— begin SUPPLIED RECORDS —

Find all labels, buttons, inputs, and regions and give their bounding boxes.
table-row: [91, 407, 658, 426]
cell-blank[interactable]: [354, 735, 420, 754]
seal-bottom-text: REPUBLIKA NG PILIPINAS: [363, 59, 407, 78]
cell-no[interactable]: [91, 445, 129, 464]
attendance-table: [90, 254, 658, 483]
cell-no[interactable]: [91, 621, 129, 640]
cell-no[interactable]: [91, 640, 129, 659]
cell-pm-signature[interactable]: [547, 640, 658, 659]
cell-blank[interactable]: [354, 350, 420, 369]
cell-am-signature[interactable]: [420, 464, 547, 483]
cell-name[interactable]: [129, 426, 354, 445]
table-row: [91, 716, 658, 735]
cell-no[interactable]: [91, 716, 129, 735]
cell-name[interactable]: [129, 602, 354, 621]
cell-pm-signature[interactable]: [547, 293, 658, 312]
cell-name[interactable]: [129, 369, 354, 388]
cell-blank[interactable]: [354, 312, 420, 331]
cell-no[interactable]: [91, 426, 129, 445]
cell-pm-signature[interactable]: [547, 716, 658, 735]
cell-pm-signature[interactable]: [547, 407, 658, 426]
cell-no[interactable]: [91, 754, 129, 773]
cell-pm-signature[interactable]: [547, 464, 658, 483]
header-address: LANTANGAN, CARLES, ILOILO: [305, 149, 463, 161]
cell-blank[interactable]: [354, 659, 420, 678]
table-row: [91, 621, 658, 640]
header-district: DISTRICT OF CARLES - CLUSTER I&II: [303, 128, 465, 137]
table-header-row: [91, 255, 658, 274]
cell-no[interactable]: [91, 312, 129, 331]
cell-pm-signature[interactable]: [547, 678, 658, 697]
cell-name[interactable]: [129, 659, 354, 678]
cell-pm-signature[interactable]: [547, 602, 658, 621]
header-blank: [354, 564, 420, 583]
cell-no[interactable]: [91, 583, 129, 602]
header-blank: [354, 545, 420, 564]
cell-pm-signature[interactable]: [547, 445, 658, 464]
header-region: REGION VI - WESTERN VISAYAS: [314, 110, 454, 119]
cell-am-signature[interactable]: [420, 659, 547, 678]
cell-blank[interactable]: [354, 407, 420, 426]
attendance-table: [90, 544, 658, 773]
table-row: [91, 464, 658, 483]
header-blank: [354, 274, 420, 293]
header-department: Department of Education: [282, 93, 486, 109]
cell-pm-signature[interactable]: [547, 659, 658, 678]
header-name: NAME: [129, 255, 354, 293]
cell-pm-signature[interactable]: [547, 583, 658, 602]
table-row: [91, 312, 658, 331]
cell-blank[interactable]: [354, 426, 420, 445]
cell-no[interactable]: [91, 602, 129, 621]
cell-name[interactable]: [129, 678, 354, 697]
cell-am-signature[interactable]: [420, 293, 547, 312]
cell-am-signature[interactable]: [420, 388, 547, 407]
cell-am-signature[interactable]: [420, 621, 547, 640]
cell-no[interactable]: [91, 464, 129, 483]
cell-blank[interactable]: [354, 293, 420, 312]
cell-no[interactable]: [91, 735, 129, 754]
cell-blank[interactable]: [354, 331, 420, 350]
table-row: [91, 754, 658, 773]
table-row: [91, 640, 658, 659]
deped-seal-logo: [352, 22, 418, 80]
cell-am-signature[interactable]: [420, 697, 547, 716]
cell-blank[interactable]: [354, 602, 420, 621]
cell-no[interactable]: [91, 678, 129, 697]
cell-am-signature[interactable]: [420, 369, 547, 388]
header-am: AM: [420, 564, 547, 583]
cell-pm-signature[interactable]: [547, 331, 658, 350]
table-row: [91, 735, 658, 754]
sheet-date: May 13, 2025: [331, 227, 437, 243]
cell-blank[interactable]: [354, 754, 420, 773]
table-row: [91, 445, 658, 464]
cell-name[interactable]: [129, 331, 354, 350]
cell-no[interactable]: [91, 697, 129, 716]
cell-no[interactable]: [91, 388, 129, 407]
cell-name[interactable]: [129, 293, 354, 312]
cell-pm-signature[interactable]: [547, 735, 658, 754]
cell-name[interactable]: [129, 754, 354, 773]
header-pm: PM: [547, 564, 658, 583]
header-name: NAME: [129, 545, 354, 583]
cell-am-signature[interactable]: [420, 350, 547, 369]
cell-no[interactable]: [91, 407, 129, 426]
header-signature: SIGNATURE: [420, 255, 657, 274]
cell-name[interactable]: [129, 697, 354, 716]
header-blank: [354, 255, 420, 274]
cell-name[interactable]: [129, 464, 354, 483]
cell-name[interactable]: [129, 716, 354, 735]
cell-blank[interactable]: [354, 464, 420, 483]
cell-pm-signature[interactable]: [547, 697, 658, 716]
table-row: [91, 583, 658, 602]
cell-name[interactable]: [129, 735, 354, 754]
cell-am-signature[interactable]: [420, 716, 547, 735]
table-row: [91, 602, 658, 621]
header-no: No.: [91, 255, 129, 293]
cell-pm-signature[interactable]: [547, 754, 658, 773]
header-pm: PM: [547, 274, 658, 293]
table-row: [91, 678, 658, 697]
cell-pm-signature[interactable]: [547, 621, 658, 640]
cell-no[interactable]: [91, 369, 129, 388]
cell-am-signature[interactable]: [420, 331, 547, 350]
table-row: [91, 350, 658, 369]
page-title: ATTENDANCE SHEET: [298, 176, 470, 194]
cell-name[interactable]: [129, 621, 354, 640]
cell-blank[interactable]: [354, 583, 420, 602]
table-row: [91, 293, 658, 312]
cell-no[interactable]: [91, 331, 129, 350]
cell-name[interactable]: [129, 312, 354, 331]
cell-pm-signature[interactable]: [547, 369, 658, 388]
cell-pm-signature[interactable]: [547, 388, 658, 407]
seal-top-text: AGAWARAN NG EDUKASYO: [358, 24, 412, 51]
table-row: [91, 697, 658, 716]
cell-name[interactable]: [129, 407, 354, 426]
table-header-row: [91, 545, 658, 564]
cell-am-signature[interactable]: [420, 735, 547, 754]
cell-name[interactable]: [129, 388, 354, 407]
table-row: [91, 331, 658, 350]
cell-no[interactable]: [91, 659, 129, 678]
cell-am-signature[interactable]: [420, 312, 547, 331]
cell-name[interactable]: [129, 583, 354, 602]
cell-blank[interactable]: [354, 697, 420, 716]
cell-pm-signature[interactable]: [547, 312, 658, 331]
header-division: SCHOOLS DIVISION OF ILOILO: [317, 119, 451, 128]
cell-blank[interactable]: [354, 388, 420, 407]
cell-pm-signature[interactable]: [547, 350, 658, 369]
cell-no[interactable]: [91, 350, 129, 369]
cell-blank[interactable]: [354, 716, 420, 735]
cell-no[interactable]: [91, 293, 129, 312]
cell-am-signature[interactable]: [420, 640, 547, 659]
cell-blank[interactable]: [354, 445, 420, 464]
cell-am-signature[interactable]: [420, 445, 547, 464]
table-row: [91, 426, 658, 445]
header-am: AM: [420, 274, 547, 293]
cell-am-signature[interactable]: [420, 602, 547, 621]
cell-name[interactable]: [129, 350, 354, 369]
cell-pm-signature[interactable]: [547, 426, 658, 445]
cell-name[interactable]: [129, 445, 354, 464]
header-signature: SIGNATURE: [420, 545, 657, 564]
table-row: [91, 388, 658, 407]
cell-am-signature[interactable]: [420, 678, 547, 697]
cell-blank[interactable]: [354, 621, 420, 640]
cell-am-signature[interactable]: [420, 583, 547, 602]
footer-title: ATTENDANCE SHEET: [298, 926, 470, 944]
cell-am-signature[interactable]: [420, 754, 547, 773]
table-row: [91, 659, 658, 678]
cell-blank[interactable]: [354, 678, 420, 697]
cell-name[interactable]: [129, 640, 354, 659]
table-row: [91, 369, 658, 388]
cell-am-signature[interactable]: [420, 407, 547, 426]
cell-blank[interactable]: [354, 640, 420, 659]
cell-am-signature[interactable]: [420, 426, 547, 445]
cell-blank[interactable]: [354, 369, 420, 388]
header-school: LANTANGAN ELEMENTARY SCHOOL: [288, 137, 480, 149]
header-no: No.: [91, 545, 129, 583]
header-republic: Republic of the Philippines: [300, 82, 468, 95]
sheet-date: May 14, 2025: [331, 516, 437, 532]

— end SUPPLIED RECORDS —

> WHAT YOU SHOULD DO:
Copy out the entries above verbatim, starting at the very first entry and ending at the line that contains "table-header-row: [91, 255, 658, 274]", with both of those lines included.

> FULL SOLUTION:
Find all labels, buttons, inputs, and regions and give their bounding boxes.
table-row: [91, 407, 658, 426]
cell-blank[interactable]: [354, 735, 420, 754]
seal-bottom-text: REPUBLIKA NG PILIPINAS: [363, 59, 407, 78]
cell-no[interactable]: [91, 445, 129, 464]
attendance-table: [90, 254, 658, 483]
cell-no[interactable]: [91, 621, 129, 640]
cell-no[interactable]: [91, 640, 129, 659]
cell-pm-signature[interactable]: [547, 640, 658, 659]
cell-blank[interactable]: [354, 350, 420, 369]
cell-am-signature[interactable]: [420, 464, 547, 483]
cell-name[interactable]: [129, 426, 354, 445]
table-row: [91, 716, 658, 735]
cell-no[interactable]: [91, 716, 129, 735]
cell-name[interactable]: [129, 602, 354, 621]
cell-pm-signature[interactable]: [547, 293, 658, 312]
cell-name[interactable]: [129, 369, 354, 388]
cell-blank[interactable]: [354, 312, 420, 331]
cell-no[interactable]: [91, 426, 129, 445]
cell-pm-signature[interactable]: [547, 716, 658, 735]
cell-pm-signature[interactable]: [547, 407, 658, 426]
cell-no[interactable]: [91, 754, 129, 773]
cell-pm-signature[interactable]: [547, 464, 658, 483]
header-address: LANTANGAN, CARLES, ILOILO: [305, 149, 463, 161]
cell-blank[interactable]: [354, 659, 420, 678]
table-row: [91, 621, 658, 640]
header-district: DISTRICT OF CARLES - CLUSTER I&II: [303, 128, 465, 137]
table-header-row: [91, 255, 658, 274]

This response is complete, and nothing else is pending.